### Objective:
Go through the listing and pick out each line with the word "Residue" in it.

### Collection entries:
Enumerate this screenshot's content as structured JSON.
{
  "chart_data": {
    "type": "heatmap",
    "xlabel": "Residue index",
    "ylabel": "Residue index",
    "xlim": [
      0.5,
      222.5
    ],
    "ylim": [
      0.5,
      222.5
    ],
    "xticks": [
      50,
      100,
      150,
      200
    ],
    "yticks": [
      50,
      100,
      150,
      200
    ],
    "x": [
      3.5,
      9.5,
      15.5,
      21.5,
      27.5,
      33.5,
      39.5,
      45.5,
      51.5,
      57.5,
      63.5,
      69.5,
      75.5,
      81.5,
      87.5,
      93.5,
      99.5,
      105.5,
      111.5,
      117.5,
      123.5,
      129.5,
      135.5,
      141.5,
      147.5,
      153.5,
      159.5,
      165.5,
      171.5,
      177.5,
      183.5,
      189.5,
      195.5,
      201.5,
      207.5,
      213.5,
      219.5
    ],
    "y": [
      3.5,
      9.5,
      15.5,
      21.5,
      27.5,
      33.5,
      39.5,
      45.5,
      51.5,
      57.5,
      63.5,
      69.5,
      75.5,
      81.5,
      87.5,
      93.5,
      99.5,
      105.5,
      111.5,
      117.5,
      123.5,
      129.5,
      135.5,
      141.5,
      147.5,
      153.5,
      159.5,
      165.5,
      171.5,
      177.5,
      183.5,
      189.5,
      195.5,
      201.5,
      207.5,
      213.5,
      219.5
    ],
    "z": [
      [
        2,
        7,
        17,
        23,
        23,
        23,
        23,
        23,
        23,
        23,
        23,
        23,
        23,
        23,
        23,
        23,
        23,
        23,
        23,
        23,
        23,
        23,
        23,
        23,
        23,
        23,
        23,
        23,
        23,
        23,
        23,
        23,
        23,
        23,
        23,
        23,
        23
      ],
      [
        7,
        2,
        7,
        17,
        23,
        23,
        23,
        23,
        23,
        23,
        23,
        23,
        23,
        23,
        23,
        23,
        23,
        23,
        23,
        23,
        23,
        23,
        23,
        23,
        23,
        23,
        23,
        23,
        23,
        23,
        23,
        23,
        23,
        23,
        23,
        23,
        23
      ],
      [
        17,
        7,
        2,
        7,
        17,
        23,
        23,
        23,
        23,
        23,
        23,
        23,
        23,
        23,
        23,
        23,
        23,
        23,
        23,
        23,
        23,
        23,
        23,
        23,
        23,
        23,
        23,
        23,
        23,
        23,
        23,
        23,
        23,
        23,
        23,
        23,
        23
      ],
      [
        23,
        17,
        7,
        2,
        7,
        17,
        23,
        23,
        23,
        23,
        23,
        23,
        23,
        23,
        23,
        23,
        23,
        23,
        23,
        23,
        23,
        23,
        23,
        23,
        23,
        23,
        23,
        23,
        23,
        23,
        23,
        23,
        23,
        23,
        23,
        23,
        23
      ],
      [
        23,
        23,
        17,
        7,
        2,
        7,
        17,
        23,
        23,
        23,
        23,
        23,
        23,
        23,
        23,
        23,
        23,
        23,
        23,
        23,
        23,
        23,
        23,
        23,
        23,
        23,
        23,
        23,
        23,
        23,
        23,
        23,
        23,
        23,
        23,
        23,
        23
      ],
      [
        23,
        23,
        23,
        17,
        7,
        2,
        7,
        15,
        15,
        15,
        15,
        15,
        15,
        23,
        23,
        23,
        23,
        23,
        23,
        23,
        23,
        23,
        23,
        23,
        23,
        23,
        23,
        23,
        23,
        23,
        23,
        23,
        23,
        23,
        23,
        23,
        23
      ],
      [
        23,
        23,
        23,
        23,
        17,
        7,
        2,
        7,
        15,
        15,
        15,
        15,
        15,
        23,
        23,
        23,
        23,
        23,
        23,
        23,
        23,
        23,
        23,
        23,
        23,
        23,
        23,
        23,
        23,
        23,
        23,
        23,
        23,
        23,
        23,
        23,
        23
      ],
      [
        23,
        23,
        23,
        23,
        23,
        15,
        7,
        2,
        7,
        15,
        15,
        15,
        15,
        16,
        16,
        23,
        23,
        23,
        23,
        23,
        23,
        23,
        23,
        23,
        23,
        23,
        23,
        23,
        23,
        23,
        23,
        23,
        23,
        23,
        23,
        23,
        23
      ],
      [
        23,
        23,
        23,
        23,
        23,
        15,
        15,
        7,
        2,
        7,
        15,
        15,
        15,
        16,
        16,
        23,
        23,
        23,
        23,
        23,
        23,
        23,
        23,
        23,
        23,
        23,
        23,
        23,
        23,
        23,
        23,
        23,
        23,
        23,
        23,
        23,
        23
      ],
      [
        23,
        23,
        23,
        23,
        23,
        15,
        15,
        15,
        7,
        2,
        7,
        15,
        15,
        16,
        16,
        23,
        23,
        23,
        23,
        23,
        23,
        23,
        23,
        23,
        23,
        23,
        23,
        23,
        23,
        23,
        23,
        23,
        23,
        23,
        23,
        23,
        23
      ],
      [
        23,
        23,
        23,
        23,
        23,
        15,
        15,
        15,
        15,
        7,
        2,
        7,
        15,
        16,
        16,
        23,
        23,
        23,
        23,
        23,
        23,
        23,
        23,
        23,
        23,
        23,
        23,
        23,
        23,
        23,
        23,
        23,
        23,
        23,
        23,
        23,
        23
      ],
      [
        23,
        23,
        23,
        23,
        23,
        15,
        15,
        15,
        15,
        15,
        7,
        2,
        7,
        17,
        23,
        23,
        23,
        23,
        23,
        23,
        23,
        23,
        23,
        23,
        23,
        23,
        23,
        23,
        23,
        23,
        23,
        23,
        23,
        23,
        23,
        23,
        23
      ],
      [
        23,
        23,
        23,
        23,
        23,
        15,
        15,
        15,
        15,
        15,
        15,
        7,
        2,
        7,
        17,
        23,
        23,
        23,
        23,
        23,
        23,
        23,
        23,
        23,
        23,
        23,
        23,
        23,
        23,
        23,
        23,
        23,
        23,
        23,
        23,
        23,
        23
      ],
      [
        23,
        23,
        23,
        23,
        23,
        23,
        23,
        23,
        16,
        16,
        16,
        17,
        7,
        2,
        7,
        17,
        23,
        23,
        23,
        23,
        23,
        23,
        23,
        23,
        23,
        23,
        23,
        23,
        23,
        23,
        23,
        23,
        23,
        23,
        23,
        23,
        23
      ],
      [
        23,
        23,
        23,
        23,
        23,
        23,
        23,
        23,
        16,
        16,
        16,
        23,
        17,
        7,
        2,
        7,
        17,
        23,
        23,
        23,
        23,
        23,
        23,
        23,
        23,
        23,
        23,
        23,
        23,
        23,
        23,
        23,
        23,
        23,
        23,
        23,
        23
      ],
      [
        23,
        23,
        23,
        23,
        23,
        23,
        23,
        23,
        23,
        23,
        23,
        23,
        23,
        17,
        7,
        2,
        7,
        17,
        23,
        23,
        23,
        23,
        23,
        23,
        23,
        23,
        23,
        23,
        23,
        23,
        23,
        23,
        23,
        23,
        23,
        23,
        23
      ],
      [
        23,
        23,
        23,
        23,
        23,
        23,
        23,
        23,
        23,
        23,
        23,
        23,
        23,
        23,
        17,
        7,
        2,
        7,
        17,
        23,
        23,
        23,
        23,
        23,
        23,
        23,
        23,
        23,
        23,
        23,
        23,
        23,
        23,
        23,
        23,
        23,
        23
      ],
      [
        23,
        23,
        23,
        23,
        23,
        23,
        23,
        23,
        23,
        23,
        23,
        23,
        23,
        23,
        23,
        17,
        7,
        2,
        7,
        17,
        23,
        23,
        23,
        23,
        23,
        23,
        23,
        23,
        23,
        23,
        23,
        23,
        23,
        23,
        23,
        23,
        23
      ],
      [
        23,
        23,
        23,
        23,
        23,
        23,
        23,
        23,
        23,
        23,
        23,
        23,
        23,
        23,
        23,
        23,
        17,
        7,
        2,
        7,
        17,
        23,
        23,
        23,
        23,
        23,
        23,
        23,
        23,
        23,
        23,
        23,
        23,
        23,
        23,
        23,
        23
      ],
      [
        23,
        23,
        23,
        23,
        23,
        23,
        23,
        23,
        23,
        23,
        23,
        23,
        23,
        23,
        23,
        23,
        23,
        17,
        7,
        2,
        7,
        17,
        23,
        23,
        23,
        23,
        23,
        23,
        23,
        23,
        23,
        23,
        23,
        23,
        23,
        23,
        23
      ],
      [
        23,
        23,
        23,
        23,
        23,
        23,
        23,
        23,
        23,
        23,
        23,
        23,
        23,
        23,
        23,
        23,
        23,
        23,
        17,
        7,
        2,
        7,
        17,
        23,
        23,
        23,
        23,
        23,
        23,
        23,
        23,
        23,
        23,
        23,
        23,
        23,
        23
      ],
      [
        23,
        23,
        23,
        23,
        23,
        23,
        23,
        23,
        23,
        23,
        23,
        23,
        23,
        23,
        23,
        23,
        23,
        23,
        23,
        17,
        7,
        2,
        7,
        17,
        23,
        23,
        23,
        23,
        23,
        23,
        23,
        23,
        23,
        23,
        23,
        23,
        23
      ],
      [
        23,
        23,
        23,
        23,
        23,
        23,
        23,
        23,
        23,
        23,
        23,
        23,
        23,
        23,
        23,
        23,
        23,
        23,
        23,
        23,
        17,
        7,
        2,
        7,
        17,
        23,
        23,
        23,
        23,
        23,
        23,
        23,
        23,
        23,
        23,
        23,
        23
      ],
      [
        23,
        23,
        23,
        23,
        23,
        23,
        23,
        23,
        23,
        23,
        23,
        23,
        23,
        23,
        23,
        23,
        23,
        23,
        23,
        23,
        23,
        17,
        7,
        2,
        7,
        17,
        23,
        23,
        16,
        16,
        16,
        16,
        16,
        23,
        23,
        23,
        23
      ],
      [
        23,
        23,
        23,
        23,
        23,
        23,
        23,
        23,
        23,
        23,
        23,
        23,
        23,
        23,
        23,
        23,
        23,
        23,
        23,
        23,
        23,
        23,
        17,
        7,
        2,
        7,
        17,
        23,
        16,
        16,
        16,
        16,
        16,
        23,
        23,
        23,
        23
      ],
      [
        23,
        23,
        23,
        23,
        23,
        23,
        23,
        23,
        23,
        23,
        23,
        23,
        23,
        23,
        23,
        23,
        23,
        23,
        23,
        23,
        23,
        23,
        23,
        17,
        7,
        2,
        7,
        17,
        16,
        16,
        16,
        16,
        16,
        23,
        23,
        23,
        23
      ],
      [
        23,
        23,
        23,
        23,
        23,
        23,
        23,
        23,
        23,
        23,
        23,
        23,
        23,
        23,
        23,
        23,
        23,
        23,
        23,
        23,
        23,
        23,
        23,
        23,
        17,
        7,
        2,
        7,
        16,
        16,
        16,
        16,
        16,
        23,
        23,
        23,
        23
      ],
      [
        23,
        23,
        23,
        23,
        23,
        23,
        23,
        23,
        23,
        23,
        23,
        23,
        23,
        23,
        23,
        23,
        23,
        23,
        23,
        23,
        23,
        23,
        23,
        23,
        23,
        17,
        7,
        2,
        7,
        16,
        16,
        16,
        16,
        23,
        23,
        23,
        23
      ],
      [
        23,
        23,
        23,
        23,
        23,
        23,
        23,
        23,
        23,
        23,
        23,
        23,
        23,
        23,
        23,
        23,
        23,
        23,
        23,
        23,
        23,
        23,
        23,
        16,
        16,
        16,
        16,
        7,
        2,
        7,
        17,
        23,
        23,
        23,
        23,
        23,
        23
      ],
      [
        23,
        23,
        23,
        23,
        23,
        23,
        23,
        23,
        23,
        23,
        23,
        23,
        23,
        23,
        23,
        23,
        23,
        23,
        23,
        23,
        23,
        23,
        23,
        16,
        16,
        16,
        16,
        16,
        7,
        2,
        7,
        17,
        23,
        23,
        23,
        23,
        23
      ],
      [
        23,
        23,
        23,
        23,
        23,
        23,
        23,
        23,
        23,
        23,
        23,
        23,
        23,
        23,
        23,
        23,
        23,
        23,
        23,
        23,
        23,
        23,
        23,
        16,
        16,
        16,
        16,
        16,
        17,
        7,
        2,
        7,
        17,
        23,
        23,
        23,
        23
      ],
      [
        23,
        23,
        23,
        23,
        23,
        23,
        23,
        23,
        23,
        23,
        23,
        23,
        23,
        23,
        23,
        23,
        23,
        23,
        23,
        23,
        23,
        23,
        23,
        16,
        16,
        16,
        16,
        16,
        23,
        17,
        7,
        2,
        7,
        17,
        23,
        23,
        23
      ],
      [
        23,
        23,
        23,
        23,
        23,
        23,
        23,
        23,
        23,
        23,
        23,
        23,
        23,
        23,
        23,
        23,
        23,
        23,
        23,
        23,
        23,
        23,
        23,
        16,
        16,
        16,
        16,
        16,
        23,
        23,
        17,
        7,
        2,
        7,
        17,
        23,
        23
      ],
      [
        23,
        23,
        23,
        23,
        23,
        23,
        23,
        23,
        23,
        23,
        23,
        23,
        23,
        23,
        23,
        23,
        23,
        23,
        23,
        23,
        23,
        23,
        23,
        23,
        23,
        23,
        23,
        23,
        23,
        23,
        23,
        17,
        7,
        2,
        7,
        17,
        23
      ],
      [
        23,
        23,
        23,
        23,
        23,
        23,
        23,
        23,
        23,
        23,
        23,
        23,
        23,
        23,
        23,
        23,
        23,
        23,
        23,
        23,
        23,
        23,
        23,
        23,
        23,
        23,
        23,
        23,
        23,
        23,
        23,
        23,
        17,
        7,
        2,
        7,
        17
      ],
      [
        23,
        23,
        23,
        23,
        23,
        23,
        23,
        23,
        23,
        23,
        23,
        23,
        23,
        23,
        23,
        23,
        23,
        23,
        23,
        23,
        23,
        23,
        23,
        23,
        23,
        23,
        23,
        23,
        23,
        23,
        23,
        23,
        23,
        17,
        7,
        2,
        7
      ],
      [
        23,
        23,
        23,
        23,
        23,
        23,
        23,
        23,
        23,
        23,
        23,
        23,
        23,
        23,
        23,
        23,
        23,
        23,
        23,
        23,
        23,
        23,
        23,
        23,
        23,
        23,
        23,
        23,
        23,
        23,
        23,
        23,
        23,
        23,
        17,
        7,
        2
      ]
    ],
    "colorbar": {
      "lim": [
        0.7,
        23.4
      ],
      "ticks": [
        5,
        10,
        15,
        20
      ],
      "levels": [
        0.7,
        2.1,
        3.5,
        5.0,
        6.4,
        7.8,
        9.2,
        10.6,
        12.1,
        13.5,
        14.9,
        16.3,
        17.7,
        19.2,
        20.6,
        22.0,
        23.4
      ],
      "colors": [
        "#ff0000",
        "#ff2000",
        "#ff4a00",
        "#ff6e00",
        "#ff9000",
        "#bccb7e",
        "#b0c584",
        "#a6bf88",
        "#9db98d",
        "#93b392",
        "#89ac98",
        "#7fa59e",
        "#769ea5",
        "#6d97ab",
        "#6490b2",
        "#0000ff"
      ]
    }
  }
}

### Exercise response:
    "xlabel": "Residue index",
    "ylabel": "Residue index",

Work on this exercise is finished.